Raw records:
______

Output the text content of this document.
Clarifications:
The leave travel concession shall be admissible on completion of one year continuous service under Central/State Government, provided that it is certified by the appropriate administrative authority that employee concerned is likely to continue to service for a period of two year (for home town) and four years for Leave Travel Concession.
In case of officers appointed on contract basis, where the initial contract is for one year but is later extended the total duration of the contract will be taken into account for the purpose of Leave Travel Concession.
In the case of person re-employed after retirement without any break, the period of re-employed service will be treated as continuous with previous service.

______

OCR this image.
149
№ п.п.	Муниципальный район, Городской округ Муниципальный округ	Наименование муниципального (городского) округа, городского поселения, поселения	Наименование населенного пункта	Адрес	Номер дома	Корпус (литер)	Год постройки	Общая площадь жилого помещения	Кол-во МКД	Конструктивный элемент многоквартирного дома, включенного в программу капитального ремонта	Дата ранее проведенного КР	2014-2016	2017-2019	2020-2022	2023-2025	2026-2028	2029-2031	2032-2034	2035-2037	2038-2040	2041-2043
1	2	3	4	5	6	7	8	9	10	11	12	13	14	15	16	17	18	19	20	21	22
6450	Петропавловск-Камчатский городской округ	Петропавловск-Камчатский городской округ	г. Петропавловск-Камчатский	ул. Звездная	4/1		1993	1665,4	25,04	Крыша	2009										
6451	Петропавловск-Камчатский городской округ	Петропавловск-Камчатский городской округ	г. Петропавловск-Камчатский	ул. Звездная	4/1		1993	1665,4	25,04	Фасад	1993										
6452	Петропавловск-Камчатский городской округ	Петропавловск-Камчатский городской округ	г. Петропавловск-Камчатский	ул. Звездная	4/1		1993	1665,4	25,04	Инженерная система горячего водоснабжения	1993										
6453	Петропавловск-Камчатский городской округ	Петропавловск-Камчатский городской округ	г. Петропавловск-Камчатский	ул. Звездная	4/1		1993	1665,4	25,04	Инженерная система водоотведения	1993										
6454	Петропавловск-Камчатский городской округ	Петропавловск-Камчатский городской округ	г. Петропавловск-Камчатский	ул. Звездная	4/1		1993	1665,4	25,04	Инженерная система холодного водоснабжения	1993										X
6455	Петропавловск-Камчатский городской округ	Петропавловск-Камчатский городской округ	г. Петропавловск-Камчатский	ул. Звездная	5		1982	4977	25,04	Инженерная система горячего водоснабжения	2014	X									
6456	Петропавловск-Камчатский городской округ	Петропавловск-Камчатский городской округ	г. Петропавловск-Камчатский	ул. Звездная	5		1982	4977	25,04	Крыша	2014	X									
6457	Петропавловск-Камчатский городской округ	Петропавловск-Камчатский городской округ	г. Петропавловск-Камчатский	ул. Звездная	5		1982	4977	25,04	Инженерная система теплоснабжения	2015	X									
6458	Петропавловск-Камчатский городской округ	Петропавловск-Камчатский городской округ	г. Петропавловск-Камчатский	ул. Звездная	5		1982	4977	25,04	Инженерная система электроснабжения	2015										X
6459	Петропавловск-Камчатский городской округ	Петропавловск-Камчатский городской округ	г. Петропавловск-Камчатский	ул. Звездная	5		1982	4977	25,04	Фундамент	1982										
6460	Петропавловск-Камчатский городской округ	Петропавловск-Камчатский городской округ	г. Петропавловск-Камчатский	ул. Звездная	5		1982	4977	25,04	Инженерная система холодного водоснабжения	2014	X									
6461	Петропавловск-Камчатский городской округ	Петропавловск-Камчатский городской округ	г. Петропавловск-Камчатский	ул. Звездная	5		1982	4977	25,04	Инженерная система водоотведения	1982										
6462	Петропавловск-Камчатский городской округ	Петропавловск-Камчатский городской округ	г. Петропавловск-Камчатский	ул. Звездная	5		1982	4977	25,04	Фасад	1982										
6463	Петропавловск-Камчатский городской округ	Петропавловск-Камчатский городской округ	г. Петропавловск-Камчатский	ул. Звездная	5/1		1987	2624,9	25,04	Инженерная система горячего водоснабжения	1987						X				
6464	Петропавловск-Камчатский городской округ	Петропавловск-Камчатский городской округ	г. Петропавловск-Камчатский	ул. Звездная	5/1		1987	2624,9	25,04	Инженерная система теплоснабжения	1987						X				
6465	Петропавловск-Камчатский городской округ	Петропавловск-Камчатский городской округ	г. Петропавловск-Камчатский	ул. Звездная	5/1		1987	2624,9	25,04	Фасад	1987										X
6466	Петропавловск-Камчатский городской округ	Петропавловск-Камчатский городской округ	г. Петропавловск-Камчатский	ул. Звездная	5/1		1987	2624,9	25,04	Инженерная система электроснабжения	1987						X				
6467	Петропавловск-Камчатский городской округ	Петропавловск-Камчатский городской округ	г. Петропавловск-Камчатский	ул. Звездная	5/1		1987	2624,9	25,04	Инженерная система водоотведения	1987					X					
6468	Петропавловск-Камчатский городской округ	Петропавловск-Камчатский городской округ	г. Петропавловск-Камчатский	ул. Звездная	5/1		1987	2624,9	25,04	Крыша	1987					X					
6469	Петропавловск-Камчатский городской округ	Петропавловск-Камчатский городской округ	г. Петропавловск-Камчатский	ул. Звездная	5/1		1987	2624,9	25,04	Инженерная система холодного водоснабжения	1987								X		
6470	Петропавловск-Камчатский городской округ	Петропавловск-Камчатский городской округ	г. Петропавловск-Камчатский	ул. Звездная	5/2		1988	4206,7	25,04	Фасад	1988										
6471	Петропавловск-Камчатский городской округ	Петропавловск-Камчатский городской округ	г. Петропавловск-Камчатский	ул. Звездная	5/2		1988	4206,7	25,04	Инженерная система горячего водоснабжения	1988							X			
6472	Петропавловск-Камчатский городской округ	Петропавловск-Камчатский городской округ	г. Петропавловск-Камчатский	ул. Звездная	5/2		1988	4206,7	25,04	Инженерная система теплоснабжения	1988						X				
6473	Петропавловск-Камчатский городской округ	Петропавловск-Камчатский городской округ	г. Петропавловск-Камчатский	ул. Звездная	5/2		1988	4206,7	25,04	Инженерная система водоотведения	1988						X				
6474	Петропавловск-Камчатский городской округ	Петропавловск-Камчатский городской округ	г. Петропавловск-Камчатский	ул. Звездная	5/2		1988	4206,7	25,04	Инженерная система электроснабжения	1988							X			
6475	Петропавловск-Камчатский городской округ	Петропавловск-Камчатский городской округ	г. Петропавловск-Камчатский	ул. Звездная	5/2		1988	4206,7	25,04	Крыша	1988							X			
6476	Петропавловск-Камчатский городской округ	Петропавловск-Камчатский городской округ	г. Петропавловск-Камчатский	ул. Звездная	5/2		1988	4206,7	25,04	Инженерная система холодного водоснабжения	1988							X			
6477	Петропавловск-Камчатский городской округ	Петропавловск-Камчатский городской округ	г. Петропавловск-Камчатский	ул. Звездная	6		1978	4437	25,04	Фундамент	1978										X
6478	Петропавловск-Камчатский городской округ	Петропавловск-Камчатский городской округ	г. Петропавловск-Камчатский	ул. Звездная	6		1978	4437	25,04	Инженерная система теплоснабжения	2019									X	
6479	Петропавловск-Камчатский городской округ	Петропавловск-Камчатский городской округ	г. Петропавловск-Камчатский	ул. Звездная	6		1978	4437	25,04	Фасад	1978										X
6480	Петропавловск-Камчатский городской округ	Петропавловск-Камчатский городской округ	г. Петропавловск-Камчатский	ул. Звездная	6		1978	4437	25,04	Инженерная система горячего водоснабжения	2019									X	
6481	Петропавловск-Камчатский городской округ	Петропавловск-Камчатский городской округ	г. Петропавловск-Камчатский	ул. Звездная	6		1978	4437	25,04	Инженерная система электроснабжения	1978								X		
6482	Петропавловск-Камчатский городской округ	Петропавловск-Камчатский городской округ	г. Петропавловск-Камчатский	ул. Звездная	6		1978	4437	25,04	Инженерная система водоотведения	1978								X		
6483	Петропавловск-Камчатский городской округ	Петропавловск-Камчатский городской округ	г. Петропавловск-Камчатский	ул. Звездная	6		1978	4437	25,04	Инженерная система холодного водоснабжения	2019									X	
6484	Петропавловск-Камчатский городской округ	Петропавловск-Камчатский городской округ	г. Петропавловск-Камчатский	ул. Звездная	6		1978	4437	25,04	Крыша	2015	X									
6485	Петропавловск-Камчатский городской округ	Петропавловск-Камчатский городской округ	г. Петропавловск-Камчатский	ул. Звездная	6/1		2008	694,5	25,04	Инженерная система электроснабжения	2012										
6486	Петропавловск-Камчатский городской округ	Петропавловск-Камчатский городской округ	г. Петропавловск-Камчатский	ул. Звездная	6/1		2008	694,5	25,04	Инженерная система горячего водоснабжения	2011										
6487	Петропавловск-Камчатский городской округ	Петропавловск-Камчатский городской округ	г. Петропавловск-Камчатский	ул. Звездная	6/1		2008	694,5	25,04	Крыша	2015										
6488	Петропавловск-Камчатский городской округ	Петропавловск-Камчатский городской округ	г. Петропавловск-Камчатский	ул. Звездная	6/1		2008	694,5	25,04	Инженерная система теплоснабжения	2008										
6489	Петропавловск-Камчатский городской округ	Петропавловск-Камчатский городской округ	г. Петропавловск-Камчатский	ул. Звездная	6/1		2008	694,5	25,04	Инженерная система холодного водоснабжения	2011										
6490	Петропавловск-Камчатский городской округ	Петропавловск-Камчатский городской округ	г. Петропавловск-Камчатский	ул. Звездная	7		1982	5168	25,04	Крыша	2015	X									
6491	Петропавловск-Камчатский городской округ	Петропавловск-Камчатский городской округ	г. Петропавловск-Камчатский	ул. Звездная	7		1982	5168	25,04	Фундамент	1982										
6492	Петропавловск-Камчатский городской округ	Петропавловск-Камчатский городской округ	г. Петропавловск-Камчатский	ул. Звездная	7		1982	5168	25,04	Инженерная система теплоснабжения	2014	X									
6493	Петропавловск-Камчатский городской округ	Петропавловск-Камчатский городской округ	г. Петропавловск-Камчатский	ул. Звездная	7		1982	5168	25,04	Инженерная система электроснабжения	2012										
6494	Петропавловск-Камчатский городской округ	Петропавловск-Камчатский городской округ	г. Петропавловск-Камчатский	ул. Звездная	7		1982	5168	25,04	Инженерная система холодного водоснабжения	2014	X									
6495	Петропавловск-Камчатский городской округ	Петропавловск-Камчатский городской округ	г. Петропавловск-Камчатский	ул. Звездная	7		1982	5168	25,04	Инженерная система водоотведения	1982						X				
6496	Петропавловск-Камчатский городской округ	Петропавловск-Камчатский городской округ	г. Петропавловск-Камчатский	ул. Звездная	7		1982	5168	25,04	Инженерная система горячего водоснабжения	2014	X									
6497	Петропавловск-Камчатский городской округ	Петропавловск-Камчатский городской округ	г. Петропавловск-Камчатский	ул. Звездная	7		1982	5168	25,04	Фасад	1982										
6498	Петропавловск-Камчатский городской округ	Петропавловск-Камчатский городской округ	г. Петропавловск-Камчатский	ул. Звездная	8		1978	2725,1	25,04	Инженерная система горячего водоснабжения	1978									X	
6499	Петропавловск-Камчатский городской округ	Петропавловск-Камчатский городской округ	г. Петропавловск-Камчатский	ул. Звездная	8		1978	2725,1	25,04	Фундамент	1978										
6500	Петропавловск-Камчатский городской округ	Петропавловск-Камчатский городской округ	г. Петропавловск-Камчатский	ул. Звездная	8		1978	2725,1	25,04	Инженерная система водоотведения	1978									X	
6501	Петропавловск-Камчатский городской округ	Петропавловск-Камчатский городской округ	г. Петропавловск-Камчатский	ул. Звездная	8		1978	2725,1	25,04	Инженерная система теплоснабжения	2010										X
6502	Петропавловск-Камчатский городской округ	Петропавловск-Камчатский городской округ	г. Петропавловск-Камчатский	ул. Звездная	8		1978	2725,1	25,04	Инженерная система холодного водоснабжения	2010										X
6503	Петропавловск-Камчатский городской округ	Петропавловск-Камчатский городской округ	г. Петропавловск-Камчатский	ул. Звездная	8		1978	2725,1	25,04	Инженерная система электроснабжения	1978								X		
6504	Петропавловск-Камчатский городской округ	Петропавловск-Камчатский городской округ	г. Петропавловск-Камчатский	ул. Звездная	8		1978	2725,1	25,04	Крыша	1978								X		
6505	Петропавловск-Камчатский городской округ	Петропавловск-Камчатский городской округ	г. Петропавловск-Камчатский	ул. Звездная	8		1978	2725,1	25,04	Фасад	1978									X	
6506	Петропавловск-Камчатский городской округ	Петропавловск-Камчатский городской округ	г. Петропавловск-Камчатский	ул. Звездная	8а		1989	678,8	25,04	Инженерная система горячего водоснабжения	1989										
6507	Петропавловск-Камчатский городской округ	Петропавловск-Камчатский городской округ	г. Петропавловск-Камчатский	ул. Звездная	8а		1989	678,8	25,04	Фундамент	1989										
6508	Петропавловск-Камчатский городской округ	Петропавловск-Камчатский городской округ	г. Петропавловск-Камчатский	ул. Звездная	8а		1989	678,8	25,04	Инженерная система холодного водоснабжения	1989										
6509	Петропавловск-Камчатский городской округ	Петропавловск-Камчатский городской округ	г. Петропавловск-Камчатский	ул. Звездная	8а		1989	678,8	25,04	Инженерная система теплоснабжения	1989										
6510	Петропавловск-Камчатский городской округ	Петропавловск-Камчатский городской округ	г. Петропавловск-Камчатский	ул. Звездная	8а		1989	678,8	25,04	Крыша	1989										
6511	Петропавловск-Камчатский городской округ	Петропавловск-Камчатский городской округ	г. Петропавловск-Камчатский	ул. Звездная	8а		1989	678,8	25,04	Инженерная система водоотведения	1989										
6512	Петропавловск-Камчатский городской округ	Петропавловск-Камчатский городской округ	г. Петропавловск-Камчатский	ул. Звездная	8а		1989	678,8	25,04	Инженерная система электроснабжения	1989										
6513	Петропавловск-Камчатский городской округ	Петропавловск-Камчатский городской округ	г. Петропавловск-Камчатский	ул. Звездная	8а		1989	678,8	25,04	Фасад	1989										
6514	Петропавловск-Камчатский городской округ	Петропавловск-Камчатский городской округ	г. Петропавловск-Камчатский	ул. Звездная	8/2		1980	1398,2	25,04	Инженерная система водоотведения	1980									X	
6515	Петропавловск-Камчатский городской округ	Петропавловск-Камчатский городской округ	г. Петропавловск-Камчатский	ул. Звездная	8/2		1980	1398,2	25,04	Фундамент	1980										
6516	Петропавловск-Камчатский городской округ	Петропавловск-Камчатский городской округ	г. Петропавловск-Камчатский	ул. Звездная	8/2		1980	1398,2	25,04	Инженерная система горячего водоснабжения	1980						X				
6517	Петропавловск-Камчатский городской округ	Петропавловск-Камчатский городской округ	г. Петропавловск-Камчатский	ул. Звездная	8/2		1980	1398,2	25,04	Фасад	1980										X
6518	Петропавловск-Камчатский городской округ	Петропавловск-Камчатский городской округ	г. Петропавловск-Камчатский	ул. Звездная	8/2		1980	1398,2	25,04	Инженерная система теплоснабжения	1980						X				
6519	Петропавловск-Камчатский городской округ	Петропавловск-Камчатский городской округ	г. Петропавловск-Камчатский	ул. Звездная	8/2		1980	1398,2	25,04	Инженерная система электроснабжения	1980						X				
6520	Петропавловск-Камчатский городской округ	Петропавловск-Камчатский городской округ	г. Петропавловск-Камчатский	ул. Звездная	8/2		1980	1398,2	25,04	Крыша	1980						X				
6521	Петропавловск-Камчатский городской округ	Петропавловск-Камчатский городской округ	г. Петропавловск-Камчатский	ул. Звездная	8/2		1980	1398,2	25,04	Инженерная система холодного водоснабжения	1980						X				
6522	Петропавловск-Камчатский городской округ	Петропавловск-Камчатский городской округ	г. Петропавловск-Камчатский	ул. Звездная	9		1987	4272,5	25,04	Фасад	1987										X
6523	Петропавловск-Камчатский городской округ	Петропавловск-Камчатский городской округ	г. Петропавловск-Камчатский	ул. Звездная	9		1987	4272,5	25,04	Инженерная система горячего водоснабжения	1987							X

______

Work to complete: Looking at the records above, tally the lines holding "case" and reply with that number only.

Complete answer: 2